— START OF Extracted entries —

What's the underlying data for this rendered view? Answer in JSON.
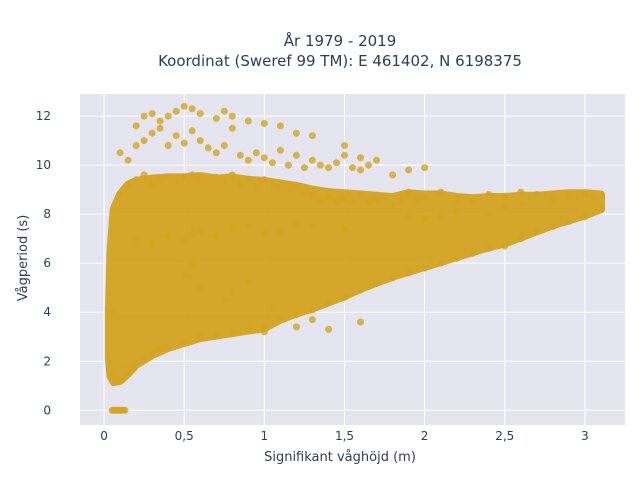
{
  "chart_data": {
    "type": "scatter",
    "title": [
      "År 1979 - 2019",
      "Koordinat (Sweref 99 TM): E 461402, N 6198375"
    ],
    "xlabel": "Signifikant våghöjd (m)",
    "ylabel": "Vågperiod (s)",
    "xlim": [
      -0.15,
      3.25
    ],
    "ylim": [
      -0.6,
      12.9
    ],
    "xticks": [
      0,
      0.5,
      1,
      1.5,
      2,
      2.5,
      3
    ],
    "xtick_labels": [
      "0",
      "0,5",
      "1",
      "1,5",
      "2",
      "2,5",
      "3"
    ],
    "yticks": [
      0,
      2,
      4,
      6,
      8,
      10,
      12
    ],
    "ytick_labels": [
      "0",
      "2",
      "4",
      "6",
      "8",
      "10",
      "12"
    ],
    "grid": true,
    "background": "#e5e5ef",
    "marker_color": "#d4a421",
    "series": [
      {
        "x": [
          0.05,
          0.06,
          0.07,
          0.08,
          0.09,
          0.1,
          0.11,
          0.12,
          0.13,
          0.03,
          0.04,
          0.05,
          0.06,
          0.08,
          0.1,
          0.12,
          0.15,
          0.18,
          0.2,
          0.25,
          0.3,
          0.35,
          0.4,
          0.5,
          0.6,
          0.7,
          0.8,
          0.9,
          1.0,
          1.1,
          1.2,
          1.3,
          1.4,
          1.5,
          1.6,
          1.7,
          1.8,
          1.9,
          2.0,
          2.1,
          2.2,
          2.3,
          2.4,
          2.5,
          2.6,
          2.7,
          2.8,
          2.9,
          3.0,
          3.1,
          0.05,
          0.1,
          0.15,
          0.2,
          0.25,
          0.3,
          0.35,
          0.4,
          0.45,
          0.5,
          0.55,
          0.6,
          0.65,
          0.7,
          0.75,
          0.8,
          0.85,
          0.9,
          0.95,
          1.0,
          1.05,
          1.1,
          1.15,
          1.2,
          1.25,
          1.3,
          1.35,
          1.4,
          1.45,
          1.5,
          1.55,
          1.6,
          1.65,
          1.7,
          1.75,
          1.8,
          1.85,
          1.9,
          1.95,
          2.0,
          2.1,
          2.2,
          2.3,
          2.4,
          2.5,
          2.6,
          2.7,
          2.8,
          2.9,
          3.0,
          0.1,
          0.15,
          0.2,
          0.25,
          0.3,
          0.35,
          0.4,
          0.45,
          0.5,
          0.55,
          0.6,
          0.65,
          0.7,
          0.75,
          0.8,
          0.85,
          0.9,
          0.95,
          1.0,
          1.05,
          1.1,
          1.15,
          1.2,
          1.25,
          1.3,
          1.35,
          1.4,
          1.45,
          1.5,
          1.55,
          1.6,
          1.65,
          1.7,
          1.8,
          1.9,
          2.0,
          0.2,
          0.25,
          0.3,
          0.35,
          0.4,
          0.45,
          0.5,
          0.55,
          0.6,
          0.7,
          0.75,
          0.8,
          0.9,
          1.0,
          1.1,
          1.2,
          1.3,
          1.5,
          1.6,
          0.2,
          0.3,
          0.4,
          0.5,
          0.55,
          0.6,
          0.7,
          0.8,
          0.9,
          1.0,
          1.1,
          1.2,
          1.3,
          1.5,
          1.9,
          2.0,
          2.1,
          2.2,
          2.4,
          2.5,
          2.6,
          2.8,
          2.9,
          3.0,
          3.05,
          1.6,
          1.4,
          1.2,
          1.0,
          1.3,
          0.5,
          0.55,
          0.6,
          0.75,
          0.8,
          0.9,
          1.05
        ],
        "y": [
          0,
          0,
          0,
          0,
          0,
          0,
          0,
          0,
          0,
          2.0,
          1.4,
          1.3,
          1.2,
          1.2,
          1.25,
          1.3,
          1.5,
          1.7,
          1.9,
          2.1,
          2.3,
          2.5,
          2.6,
          2.8,
          3.0,
          3.1,
          3.2,
          3.3,
          3.4,
          3.7,
          3.9,
          4.1,
          4.4,
          4.6,
          4.9,
          5.2,
          5.4,
          5.6,
          5.8,
          6.0,
          6.2,
          6.4,
          6.6,
          6.7,
          7.0,
          7.3,
          7.5,
          7.7,
          7.9,
          8.2,
          4.0,
          8.8,
          9.2,
          9.4,
          9.6,
          9.2,
          9.4,
          9.5,
          9.3,
          9.5,
          9.6,
          9.5,
          9.3,
          9.5,
          9.3,
          9.6,
          9.2,
          9.4,
          9.1,
          9.4,
          9.3,
          9.2,
          9.0,
          9.1,
          8.9,
          8.8,
          8.6,
          8.7,
          8.5,
          8.6,
          8.5,
          8.8,
          8.5,
          8.6,
          8.7,
          8.4,
          8.5,
          8.9,
          8.6,
          8.7,
          8.9,
          8.6,
          8.5,
          8.8,
          8.7,
          8.9,
          8.8,
          8.7,
          8.8,
          8.8,
          10.5,
          10.2,
          10.8,
          11.0,
          11.3,
          11.5,
          10.8,
          11.2,
          10.9,
          11.4,
          11.0,
          10.7,
          10.5,
          10.8,
          11.5,
          10.4,
          10.2,
          10.5,
          10.3,
          10.1,
          10.6,
          10.0,
          10.4,
          9.9,
          10.2,
          10.0,
          9.9,
          10.1,
          10.4,
          9.9,
          9.8,
          10.0,
          10.2,
          9.6,
          9.8,
          9.9,
          11.6,
          12.0,
          12.1,
          11.8,
          12.0,
          12.2,
          12.4,
          12.3,
          12.1,
          11.9,
          12.2,
          12.0,
          11.8,
          11.7,
          11.6,
          11.3,
          11.2,
          10.8,
          10.3,
          7.0,
          6.8,
          7.1,
          6.9,
          7.2,
          7.3,
          7.1,
          7.4,
          7.5,
          7.2,
          7.3,
          7.6,
          7.5,
          7.4,
          7.9,
          7.8,
          7.9,
          8.1,
          8.0,
          8.3,
          8.4,
          8.6,
          8.7,
          8.8,
          8.7,
          3.6,
          3.3,
          3.4,
          3.2,
          3.7,
          5.5,
          6.0,
          5.0,
          4.5,
          4.8,
          5.2,
          4.2
        ]
      }
    ]
  }
}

— END OF Extracted entries —

■ Your task ■
Transcribe every entry above exactly. Omit all pictures.

■ Written solution ■
What's the underlying data for this rendered view? Answer in JSON.
{
  "chart_data": {
    "type": "scatter",
    "title": [
      "År 1979 - 2019",
      "Koordinat (Sweref 99 TM): E 461402, N 6198375"
    ],
    "xlabel": "Signifikant våghöjd (m)",
    "ylabel": "Vågperiod (s)",
    "xlim": [
      -0.15,
      3.25
    ],
    "ylim": [
      -0.6,
      12.9
    ],
    "xticks": [
      0,
      0.5,
      1,
      1.5,
      2,
      2.5,
      3
    ],
    "xtick_labels": [
      "0",
      "0,5",
      "1",
      "1,5",
      "2",
      "2,5",
      "3"
    ],
    "yticks": [
      0,
      2,
      4,
      6,
      8,
      10,
      12
    ],
    "ytick_labels": [
      "0",
      "2",
      "4",
      "6",
      "8",
      "10",
      "12"
    ],
    "grid": true,
    "background": "#e5e5ef",
    "marker_color": "#d4a421",
    "series": [
      {
        "x": [
          0.05,
          0.06,
          0.07,
          0.08,
          0.09,
          0.1,
          0.11,
          0.12,
          0.13,
          0.03,
          0.04,
          0.05,
          0.06,
          0.08,
          0.1,
          0.12,
          0.15,
          0.18,
          0.2,
          0.25,
          0.3,
          0.35,
          0.4,
          0.5,
          0.6,
          0.7,
          0.8,
          0.9,
          1.0,
          1.1,
          1.2,
          1.3,
          1.4,
          1.5,
          1.6,
          1.7,
          1.8,
          1.9,
          2.0,
          2.1,
          2.2,
          2.3,
          2.4,
          2.5,
          2.6,
          2.7,
          2.8,
          2.9,
          3.0,
          3.1,
          0.05,
          0.1,
          0.15,
          0.2,
          0.25,
          0.3,
          0.35,
          0.4,
          0.45,
          0.5,
          0.55,
          0.6,
          0.65,
          0.7,
          0.75,
          0.8,
          0.85,
          0.9,
          0.95,
          1.0,
          1.05,
          1.1,
          1.15,
          1.2,
          1.25,
          1.3,
          1.35,
          1.4,
          1.45,
          1.5,
          1.55,
          1.6,
          1.65,
          1.7,
          1.75,
          1.8,
          1.85,
          1.9,
          1.95,
          2.0,
          2.1,
          2.2,
          2.3,
          2.4,
          2.5,
          2.6,
          2.7,
          2.8,
          2.9,
          3.0,
          0.1,
          0.15,
          0.2,
          0.25,
          0.3,
          0.35,
          0.4,
          0.45,
          0.5,
          0.55,
          0.6,
          0.65,
          0.7,
          0.75,
          0.8,
          0.85,
          0.9,
          0.95,
          1.0,
          1.05,
          1.1,
          1.15,
          1.2,
          1.25,
          1.3,
          1.35,
          1.4,
          1.45,
          1.5,
          1.55,
          1.6,
          1.65,
          1.7,
          1.8,
          1.9,
          2.0,
          0.2,
          0.25,
          0.3,
          0.35,
          0.4,
          0.45,
          0.5,
          0.55,
          0.6,
          0.7,
          0.75,
          0.8,
          0.9,
          1.0,
          1.1,
          1.2,
          1.3,
          1.5,
          1.6,
          0.2,
          0.3,
          0.4,
          0.5,
          0.55,
          0.6,
          0.7,
          0.8,
          0.9,
          1.0,
          1.1,
          1.2,
          1.3,
          1.5,
          1.9,
          2.0,
          2.1,
          2.2,
          2.4,
          2.5,
          2.6,
          2.8,
          2.9,
          3.0,
          3.05,
          1.6,
          1.4,
          1.2,
          1.0,
          1.3,
          0.5,
          0.55,
          0.6,
          0.75,
          0.8,
          0.9,
          1.05
        ],
        "y": [
          0,
          0,
          0,
          0,
          0,
          0,
          0,
          0,
          0,
          2.0,
          1.4,
          1.3,
          1.2,
          1.2,
          1.25,
          1.3,
          1.5,
          1.7,
          1.9,
          2.1,
          2.3,
          2.5,
          2.6,
          2.8,
          3.0,
          3.1,
          3.2,
          3.3,
          3.4,
          3.7,
          3.9,
          4.1,
          4.4,
          4.6,
          4.9,
          5.2,
          5.4,
          5.6,
          5.8,
          6.0,
          6.2,
          6.4,
          6.6,
          6.7,
          7.0,
          7.3,
          7.5,
          7.7,
          7.9,
          8.2,
          4.0,
          8.8,
          9.2,
          9.4,
          9.6,
          9.2,
          9.4,
          9.5,
          9.3,
          9.5,
          9.6,
          9.5,
          9.3,
          9.5,
          9.3,
          9.6,
          9.2,
          9.4,
          9.1,
          9.4,
          9.3,
          9.2,
          9.0,
          9.1,
          8.9,
          8.8,
          8.6,
          8.7,
          8.5,
          8.6,
          8.5,
          8.8,
          8.5,
          8.6,
          8.7,
          8.4,
          8.5,
          8.9,
          8.6,
          8.7,
          8.9,
          8.6,
          8.5,
          8.8,
          8.7,
          8.9,
          8.8,
          8.7,
          8.8,
          8.8,
          10.5,
          10.2,
          10.8,
          11.0,
          11.3,
          11.5,
          10.8,
          11.2,
          10.9,
          11.4,
          11.0,
          10.7,
          10.5,
          10.8,
          11.5,
          10.4,
          10.2,
          10.5,
          10.3,
          10.1,
          10.6,
          10.0,
          10.4,
          9.9,
          10.2,
          10.0,
          9.9,
          10.1,
          10.4,
          9.9,
          9.8,
          10.0,
          10.2,
          9.6,
          9.8,
          9.9,
          11.6,
          12.0,
          12.1,
          11.8,
          12.0,
          12.2,
          12.4,
          12.3,
          12.1,
          11.9,
          12.2,
          12.0,
          11.8,
          11.7,
          11.6,
          11.3,
          11.2,
          10.8,
          10.3,
          7.0,
          6.8,
          7.1,
          6.9,
          7.2,
          7.3,
          7.1,
          7.4,
          7.5,
          7.2,
          7.3,
          7.6,
          7.5,
          7.4,
          7.9,
          7.8,
          7.9,
          8.1,
          8.0,
          8.3,
          8.4,
          8.6,
          8.7,
          8.8,
          8.7,
          3.6,
          3.3,
          3.4,
          3.2,
          3.7,
          5.5,
          6.0,
          5.0,
          4.5,
          4.8,
          5.2,
          4.2
        ]
      }
    ]
  }
}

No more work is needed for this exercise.